## begin

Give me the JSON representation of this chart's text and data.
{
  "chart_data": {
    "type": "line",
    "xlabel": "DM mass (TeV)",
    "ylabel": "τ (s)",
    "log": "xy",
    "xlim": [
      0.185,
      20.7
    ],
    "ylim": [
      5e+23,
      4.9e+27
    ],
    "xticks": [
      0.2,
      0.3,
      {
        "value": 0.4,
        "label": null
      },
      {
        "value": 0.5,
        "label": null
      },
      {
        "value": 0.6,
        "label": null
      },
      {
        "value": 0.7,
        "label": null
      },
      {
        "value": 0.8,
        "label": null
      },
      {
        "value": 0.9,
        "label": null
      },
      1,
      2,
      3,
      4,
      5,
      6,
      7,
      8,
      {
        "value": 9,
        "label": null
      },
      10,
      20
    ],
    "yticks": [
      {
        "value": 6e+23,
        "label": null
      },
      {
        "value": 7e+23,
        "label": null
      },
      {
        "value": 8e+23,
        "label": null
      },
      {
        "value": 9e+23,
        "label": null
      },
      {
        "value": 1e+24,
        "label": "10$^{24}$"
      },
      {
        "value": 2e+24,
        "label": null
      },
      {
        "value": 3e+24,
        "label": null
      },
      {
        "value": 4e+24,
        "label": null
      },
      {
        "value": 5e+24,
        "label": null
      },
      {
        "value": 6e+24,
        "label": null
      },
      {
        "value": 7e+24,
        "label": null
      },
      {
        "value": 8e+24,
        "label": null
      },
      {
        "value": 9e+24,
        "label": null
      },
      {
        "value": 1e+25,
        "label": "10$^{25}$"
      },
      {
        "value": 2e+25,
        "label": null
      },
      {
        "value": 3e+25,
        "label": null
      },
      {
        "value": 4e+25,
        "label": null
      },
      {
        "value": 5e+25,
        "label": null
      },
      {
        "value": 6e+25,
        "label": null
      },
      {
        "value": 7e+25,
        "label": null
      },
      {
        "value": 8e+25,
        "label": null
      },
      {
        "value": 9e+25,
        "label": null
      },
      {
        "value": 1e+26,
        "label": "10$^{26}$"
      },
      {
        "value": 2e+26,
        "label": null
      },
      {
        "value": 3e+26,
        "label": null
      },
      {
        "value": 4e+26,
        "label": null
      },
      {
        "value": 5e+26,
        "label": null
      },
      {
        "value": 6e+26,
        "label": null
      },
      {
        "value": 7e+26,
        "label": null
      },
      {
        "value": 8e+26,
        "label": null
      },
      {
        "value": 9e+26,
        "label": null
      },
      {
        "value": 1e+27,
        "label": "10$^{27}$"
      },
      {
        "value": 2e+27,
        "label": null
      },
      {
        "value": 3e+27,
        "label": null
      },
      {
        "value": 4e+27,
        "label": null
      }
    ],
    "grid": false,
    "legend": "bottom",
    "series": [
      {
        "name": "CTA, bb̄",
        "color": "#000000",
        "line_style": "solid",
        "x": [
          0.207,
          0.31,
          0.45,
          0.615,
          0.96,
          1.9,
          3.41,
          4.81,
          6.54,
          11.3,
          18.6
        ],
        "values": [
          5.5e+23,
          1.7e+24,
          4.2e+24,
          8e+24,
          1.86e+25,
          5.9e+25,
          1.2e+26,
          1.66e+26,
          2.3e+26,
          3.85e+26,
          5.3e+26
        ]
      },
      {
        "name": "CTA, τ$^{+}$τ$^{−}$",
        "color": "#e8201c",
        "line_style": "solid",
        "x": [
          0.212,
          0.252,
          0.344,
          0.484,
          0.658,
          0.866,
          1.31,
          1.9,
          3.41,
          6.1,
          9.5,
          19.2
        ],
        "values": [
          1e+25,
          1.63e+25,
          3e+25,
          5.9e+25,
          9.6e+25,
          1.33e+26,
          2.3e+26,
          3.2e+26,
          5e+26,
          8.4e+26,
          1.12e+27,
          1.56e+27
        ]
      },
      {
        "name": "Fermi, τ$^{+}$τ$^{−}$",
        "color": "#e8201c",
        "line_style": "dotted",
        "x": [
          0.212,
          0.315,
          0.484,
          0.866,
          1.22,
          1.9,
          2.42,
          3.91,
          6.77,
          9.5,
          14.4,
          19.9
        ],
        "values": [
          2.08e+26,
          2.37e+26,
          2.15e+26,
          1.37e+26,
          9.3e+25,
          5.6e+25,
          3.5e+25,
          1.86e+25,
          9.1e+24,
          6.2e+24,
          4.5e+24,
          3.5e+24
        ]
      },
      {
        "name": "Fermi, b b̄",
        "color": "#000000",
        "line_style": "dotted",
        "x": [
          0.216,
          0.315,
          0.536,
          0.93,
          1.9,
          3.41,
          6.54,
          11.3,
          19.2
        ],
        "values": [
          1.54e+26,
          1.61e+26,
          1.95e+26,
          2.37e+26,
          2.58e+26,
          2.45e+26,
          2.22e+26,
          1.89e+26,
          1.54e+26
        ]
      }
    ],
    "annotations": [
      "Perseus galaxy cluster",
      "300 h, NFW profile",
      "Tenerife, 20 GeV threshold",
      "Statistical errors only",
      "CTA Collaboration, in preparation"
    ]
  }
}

## end

WHAT YOU ARE ASKED TO DO | Extract all the material, leaving every line as it is.

CORRECT OUTPUT |
Give me the JSON representation of this chart's text and data.
{
  "chart_data": {
    "type": "line",
    "xlabel": "DM mass (TeV)",
    "ylabel": "τ (s)",
    "log": "xy",
    "xlim": [
      0.185,
      20.7
    ],
    "ylim": [
      5e+23,
      4.9e+27
    ],
    "xticks": [
      0.2,
      0.3,
      {
        "value": 0.4,
        "label": null
      },
      {
        "value": 0.5,
        "label": null
      },
      {
        "value": 0.6,
        "label": null
      },
      {
        "value": 0.7,
        "label": null
      },
      {
        "value": 0.8,
        "label": null
      },
      {
        "value": 0.9,
        "label": null
      },
      1,
      2,
      3,
      4,
      5,
      6,
      7,
      8,
      {
        "value": 9,
        "label": null
      },
      10,
      20
    ],
    "yticks": [
      {
        "value": 6e+23,
        "label": null
      },
      {
        "value": 7e+23,
        "label": null
      },
      {
        "value": 8e+23,
        "label": null
      },
      {
        "value": 9e+23,
        "label": null
      },
      {
        "value": 1e+24,
        "label": "10$^{24}$"
      },
      {
        "value": 2e+24,
        "label": null
      },
      {
        "value": 3e+24,
        "label": null
      },
      {
        "value": 4e+24,
        "label": null
      },
      {
        "value": 5e+24,
        "label": null
      },
      {
        "value": 6e+24,
        "label": null
      },
      {
        "value": 7e+24,
        "label": null
      },
      {
        "value": 8e+24,
        "label": null
      },
      {
        "value": 9e+24,
        "label": null
      },
      {
        "value": 1e+25,
        "label": "10$^{25}$"
      },
      {
        "value": 2e+25,
        "label": null
      },
      {
        "value": 3e+25,
        "label": null
      },
      {
        "value": 4e+25,
        "label": null
      },
      {
        "value": 5e+25,
        "label": null
      },
      {
        "value": 6e+25,
        "label": null
      },
      {
        "value": 7e+25,
        "label": null
      },
      {
        "value": 8e+25,
        "label": null
      },
      {
        "value": 9e+25,
        "label": null
      },
      {
        "value": 1e+26,
        "label": "10$^{26}$"
      },
      {
        "value": 2e+26,
        "label": null
      },
      {
        "value": 3e+26,
        "label": null
      },
      {
        "value": 4e+26,
        "label": null
      },
      {
        "value": 5e+26,
        "label": null
      },
      {
        "value": 6e+26,
        "label": null
      },
      {
        "value": 7e+26,
        "label": null
      },
      {
        "value": 8e+26,
        "label": null
      },
      {
        "value": 9e+26,
        "label": null
      },
      {
        "value": 1e+27,
        "label": "10$^{27}$"
      },
      {
        "value": 2e+27,
        "label": null
      },
      {
        "value": 3e+27,
        "label": null
      },
      {
        "value": 4e+27,
        "label": null
      }
    ],
    "grid": false,
    "legend": "bottom",
    "series": [
      {
        "name": "CTA, bb̄",
        "color": "#000000",
        "line_style": "solid",
        "x": [
          0.207,
          0.31,
          0.45,
          0.615,
          0.96,
          1.9,
          3.41,
          4.81,
          6.54,
          11.3,
          18.6
        ],
        "values": [
          5.5e+23,
          1.7e+24,
          4.2e+24,
          8e+24,
          1.86e+25,
          5.9e+25,
          1.2e+26,
          1.66e+26,
          2.3e+26,
          3.85e+26,
          5.3e+26
        ]
      },
      {
        "name": "CTA, τ$^{+}$τ$^{−}$",
        "color": "#e8201c",
        "line_style": "solid",
        "x": [
          0.212,
          0.252,
          0.344,
          0.484,
          0.658,
          0.866,
          1.31,
          1.9,
          3.41,
          6.1,
          9.5,
          19.2
        ],
        "values": [
          1e+25,
          1.63e+25,
          3e+25,
          5.9e+25,
          9.6e+25,
          1.33e+26,
          2.3e+26,
          3.2e+26,
          5e+26,
          8.4e+26,
          1.12e+27,
          1.56e+27
        ]
      },
      {
        "name": "Fermi, τ$^{+}$τ$^{−}$",
        "color": "#e8201c",
        "line_style": "dotted",
        "x": [
          0.212,
          0.315,
          0.484,
          0.866,
          1.22,
          1.9,
          2.42,
          3.91,
          6.77,
          9.5,
          14.4,
          19.9
        ],
        "values": [
          2.08e+26,
          2.37e+26,
          2.15e+26,
          1.37e+26,
          9.3e+25,
          5.6e+25,
          3.5e+25,
          1.86e+25,
          9.1e+24,
          6.2e+24,
          4.5e+24,
          3.5e+24
        ]
      },
      {
        "name": "Fermi, b b̄",
        "color": "#000000",
        "line_style": "dotted",
        "x": [
          0.216,
          0.315,
          0.536,
          0.93,
          1.9,
          3.41,
          6.54,
          11.3,
          19.2
        ],
        "values": [
          1.54e+26,
          1.61e+26,
          1.95e+26,
          2.37e+26,
          2.58e+26,
          2.45e+26,
          2.22e+26,
          1.89e+26,
          1.54e+26
        ]
      }
    ],
    "annotations": [
      "Perseus galaxy cluster",
      "300 h, NFW profile",
      "Tenerife, 20 GeV threshold",
      "Statistical errors only",
      "CTA Collaboration, in preparation"
    ]
  }
}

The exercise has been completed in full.